**EXERCISE REQUIREMENTS**: Retype the records character for character, from their very first line through the line that contains "sidebar-item-label: Teklifler bbox=[54, 319, 109, 337]", including both of those lines.

%%

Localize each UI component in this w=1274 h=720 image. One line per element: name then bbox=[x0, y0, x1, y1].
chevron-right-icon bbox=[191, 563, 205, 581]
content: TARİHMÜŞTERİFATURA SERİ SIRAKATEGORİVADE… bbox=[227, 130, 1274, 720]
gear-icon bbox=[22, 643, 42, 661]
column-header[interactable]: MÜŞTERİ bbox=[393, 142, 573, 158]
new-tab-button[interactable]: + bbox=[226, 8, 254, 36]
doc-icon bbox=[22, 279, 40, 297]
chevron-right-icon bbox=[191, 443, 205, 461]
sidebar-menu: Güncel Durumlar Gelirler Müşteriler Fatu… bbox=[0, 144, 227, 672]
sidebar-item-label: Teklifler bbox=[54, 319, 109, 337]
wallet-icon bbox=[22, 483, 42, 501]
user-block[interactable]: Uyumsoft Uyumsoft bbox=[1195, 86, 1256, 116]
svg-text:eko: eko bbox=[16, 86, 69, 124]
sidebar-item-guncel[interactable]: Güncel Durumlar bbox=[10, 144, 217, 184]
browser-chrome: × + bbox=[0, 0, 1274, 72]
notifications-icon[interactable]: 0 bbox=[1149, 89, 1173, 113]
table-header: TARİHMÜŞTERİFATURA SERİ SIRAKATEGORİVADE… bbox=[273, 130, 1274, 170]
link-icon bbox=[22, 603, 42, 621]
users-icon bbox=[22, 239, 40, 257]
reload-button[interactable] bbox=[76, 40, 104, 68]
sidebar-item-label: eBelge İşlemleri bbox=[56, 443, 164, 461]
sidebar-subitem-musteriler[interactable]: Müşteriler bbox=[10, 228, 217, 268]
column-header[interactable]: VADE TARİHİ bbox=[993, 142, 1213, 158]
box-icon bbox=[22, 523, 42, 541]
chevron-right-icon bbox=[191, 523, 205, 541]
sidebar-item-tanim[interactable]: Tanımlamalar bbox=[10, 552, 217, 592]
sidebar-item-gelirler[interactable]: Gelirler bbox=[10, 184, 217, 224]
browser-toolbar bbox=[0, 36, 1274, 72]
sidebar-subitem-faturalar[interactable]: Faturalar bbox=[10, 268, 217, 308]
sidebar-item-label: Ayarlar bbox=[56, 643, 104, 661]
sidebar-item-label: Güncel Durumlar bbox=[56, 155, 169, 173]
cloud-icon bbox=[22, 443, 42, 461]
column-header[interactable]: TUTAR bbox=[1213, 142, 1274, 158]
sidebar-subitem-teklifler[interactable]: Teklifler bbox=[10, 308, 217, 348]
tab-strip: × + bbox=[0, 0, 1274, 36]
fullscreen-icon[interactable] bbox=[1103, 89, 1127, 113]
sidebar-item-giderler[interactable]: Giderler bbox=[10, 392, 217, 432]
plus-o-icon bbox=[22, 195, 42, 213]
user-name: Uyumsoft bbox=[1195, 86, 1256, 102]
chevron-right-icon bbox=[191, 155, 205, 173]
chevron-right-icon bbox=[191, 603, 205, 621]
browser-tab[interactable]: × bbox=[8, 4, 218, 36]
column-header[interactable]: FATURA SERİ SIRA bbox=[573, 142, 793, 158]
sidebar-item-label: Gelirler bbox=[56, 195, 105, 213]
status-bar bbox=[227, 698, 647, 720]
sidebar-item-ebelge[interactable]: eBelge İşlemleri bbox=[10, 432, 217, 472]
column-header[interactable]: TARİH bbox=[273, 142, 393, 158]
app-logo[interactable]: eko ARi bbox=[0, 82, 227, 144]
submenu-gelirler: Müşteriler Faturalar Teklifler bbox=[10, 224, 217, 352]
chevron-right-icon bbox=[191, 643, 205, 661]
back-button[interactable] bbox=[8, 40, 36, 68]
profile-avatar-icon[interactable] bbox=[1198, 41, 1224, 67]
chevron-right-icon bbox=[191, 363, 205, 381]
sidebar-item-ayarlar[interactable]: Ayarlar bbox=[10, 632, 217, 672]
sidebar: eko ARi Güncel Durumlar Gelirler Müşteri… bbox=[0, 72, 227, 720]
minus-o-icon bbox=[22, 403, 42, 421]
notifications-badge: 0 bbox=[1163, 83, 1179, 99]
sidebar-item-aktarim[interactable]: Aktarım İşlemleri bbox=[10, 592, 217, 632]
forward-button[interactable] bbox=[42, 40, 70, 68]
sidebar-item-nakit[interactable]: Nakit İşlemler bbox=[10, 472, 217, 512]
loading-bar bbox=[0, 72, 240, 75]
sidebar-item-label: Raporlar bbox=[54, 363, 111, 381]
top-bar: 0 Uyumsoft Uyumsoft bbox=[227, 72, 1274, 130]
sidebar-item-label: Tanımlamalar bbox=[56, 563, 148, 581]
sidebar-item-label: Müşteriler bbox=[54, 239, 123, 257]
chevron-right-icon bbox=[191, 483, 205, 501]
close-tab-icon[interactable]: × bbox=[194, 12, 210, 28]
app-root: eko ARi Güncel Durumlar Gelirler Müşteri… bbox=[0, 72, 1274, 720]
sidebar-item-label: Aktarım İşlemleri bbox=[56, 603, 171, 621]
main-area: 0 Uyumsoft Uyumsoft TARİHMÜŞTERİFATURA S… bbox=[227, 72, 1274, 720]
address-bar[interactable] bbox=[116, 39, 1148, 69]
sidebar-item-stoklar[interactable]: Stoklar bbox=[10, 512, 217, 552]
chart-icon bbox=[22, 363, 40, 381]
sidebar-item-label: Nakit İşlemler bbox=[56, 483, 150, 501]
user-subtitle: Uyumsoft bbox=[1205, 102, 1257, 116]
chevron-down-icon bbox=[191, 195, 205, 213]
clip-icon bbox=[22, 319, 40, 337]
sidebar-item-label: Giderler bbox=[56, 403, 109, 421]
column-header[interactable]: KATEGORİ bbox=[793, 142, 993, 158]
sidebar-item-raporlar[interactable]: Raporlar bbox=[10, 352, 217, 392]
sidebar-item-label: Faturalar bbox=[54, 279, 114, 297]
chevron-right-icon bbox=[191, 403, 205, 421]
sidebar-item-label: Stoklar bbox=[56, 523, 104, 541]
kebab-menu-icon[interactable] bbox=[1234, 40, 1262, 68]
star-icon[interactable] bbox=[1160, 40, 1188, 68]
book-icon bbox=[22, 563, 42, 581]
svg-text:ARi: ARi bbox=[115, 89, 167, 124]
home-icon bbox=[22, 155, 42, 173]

%%

**OUTPUT OF THE EXERCISE**:
Localize each UI component in this w=1274 h=720 image. One line per element: name then bbox=[x0, y0, x1, y1].
chevron-right-icon bbox=[191, 563, 205, 581]
content: TARİHMÜŞTERİFATURA SERİ SIRAKATEGORİVADE… bbox=[227, 130, 1274, 720]
gear-icon bbox=[22, 643, 42, 661]
column-header[interactable]: MÜŞTERİ bbox=[393, 142, 573, 158]
new-tab-button[interactable]: + bbox=[226, 8, 254, 36]
doc-icon bbox=[22, 279, 40, 297]
chevron-right-icon bbox=[191, 443, 205, 461]
sidebar-menu: Güncel Durumlar Gelirler Müşteriler Fatu… bbox=[0, 144, 227, 672]
sidebar-item-label: Teklifler bbox=[54, 319, 109, 337]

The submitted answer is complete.